**Directions**
Retype all of the data. Every line must match exactly.

**Provided records**
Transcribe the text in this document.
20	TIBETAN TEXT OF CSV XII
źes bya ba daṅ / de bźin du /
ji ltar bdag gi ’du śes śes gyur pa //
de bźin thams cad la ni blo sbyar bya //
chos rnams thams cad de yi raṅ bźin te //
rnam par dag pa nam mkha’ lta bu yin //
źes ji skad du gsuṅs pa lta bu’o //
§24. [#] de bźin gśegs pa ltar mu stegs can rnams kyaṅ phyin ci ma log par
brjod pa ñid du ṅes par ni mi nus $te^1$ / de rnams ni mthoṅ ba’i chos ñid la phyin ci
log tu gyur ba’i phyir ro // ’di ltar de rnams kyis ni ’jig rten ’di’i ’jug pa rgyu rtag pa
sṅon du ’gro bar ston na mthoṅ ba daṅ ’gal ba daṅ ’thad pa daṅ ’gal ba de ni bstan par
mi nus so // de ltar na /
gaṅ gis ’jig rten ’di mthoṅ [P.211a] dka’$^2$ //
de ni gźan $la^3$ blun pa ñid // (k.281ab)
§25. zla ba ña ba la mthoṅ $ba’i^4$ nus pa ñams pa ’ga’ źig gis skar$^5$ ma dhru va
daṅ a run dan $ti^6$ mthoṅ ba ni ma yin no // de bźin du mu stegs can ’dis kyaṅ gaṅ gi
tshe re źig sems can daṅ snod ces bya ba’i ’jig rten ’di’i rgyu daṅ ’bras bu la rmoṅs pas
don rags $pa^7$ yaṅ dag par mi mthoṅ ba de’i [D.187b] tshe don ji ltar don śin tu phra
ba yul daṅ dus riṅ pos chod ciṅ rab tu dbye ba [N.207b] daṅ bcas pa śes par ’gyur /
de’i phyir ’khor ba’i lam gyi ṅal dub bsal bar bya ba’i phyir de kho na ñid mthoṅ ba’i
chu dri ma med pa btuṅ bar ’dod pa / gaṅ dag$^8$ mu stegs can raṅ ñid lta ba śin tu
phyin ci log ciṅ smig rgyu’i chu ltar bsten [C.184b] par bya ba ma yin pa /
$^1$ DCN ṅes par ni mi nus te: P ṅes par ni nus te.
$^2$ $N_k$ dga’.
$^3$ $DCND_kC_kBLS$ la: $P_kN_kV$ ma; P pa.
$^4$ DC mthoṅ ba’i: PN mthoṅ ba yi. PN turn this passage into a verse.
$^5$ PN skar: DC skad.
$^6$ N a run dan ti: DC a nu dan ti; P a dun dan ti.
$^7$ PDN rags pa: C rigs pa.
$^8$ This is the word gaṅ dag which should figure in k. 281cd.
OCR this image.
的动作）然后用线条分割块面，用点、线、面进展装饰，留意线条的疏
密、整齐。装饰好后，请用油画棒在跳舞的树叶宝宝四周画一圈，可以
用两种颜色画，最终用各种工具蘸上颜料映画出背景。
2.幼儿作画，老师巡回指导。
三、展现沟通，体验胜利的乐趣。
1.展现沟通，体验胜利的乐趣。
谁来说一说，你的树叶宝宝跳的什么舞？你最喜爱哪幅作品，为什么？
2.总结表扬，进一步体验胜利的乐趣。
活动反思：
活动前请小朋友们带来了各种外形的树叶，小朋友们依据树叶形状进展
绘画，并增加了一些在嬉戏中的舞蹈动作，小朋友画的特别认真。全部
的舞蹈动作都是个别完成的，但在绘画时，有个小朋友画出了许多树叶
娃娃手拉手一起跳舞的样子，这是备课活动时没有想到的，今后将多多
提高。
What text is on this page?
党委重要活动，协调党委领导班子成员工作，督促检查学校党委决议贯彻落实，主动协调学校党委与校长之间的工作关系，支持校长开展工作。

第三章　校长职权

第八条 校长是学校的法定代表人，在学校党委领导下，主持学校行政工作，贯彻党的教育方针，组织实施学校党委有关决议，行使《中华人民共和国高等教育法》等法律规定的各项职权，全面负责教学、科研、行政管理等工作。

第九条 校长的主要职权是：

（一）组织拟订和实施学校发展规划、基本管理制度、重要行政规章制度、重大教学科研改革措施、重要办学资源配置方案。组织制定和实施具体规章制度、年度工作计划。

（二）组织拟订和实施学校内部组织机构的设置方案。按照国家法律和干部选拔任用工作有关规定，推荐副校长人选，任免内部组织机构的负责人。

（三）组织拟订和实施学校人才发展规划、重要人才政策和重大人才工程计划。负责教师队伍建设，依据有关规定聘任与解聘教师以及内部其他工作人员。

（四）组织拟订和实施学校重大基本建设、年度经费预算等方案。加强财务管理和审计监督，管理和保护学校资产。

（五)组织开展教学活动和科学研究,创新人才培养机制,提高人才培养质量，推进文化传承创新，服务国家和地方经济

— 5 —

**The result**
Transcribe the text in this document.
20	TIBETAN TEXT OF CSV XII
źes bya ba daṅ / de bźin du /
ji ltar bdag gi ’du śes śes gyur pa //
de bźin thams cad la ni blo sbyar bya //
chos rnams thams cad de yi raṅ bźin te //
rnam par dag pa nam mkha’ lta bu yin //
źes ji skad du gsuṅs pa lta bu’o //
§24. [#] de bźin gśegs pa ltar mu stegs can rnams kyaṅ phyin ci ma log par
brjod pa ñid du ṅes par ni mi nus $te^1$ / de rnams ni mthoṅ ba’i chos ñid la phyin ci
log tu gyur ba’i phyir ro // ’di ltar de rnams kyis ni ’jig rten ’di’i ’jug pa rgyu rtag pa
sṅon du ’gro bar ston na mthoṅ ba daṅ ’gal ba daṅ ’thad pa daṅ ’gal ba de ni bstan par
mi nus so // de ltar na /
gaṅ gis ’jig rten ’di mthoṅ [P.211a] dka’$^2$ //
de ni gźan $la^3$ blun pa ñid // (k.281ab)
§25. zla ba ña ba la mthoṅ $ba’i^4$ nus pa ñams pa ’ga’ źig gis skar$^5$ ma dhru va
daṅ a run dan $ti^6$ mthoṅ ba ni ma yin no // de bźin du mu stegs can ’dis kyaṅ gaṅ gi
tshe re źig sems can daṅ snod ces bya ba’i ’jig rten ’di’i rgyu daṅ ’bras bu la rmoṅs pas
don rags $pa^7$ yaṅ dag par mi mthoṅ ba de’i [D.187b] tshe don ji ltar don śin tu phra
ba yul daṅ dus riṅ pos chod ciṅ rab tu dbye ba [N.207b] daṅ bcas pa śes par ’gyur /
de’i phyir ’khor ba’i lam gyi ṅal dub bsal bar bya ba’i phyir de kho na ñid mthoṅ ba’i
chu dri ma med pa btuṅ bar ’dod pa / gaṅ dag$^8$ mu stegs can raṅ ñid lta ba śin tu
phyin ci log ciṅ smig rgyu’i chu ltar bsten [C.184b] par bya ba ma yin pa /
$^1$ DCN ṅes par ni mi nus te: P ṅes par ni nus te.
$^2$ $N_k$ dga’.
$^3$ $DCND_kC_kBLS$ la: $P_kN_kV$ ma; P pa.
$^4$ DC mthoṅ ba’i: PN mthoṅ ba yi. PN turn this passage into a verse.
$^5$ PN skar: DC skad.
$^6$ N a run dan ti: DC a nu dan ti; P a dun dan ti.
$^7$ PDN rags pa: C rigs pa.
$^8$ This is the word gaṅ dag which should figure in k. 281cd.
OCR this image.
的动作）然后用线条分割块面，用点、线、面进展装饰，留意线条的疏
密、整齐。装饰好后，请用油画棒在跳舞的树叶宝宝四周画一圈，可以
用两种颜色画，最终用各种工具蘸上颜料映画出背景。
2.幼儿作画，老师巡回指导。
三、展现沟通，体验胜利的乐趣。
1.展现沟通，体验胜利的乐趣。
谁来说一说，你的树叶宝宝跳的什么舞？你最喜爱哪幅作品，为什么？
2.总结表扬，进一步体验胜利的乐趣。
活动反思：
活动前请小朋友们带来了各种外形的树叶，小朋友们依据树叶形状进展
绘画，并增加了一些在嬉戏中的舞蹈动作，小朋友画的特别认真。全部
的舞蹈动作都是个别完成的，但在绘画时，有个小朋友画出了许多树叶
娃娃手拉手一起跳舞的样子，这是备课活动时没有想到的，今后将多多
提高。
What text is on this page?
党委重要活动，协调党委领导班子成员工作，督促检查学校党委决议贯彻落实，主动协调学校党委与校长之间的工作关系，支持校长开展工作。

第三章　校长职权

第八条 校长是学校的法定代表人，在学校党委领导下，主持学校行政工作，贯彻党的教育方针，组织实施学校党委有关决议，行使《中华人民共和国高等教育法》等法律规定的各项职权，全面负责教学、科研、行政管理等工作。

第九条 校长的主要职权是：

（一）组织拟订和实施学校发展规划、基本管理制度、重要行政规章制度、重大教学科研改革措施、重要办学资源配置方案。组织制定和实施具体规章制度、年度工作计划。

（二）组织拟订和实施学校内部组织机构的设置方案。按照国家法律和干部选拔任用工作有关规定，推荐副校长人选，任免内部组织机构的负责人。

（三）组织拟订和实施学校人才发展规划、重要人才政策和重大人才工程计划。负责教师队伍建设，依据有关规定聘任与解聘教师以及内部其他工作人员。

（四）组织拟订和实施学校重大基本建设、年度经费预算等方案。加强财务管理和审计监督，管理和保护学校资产。

（五)组织开展教学活动和科学研究,创新人才培养机制,提高人才培养质量，推进文化传承创新，服务国家和地方经济

— 5 —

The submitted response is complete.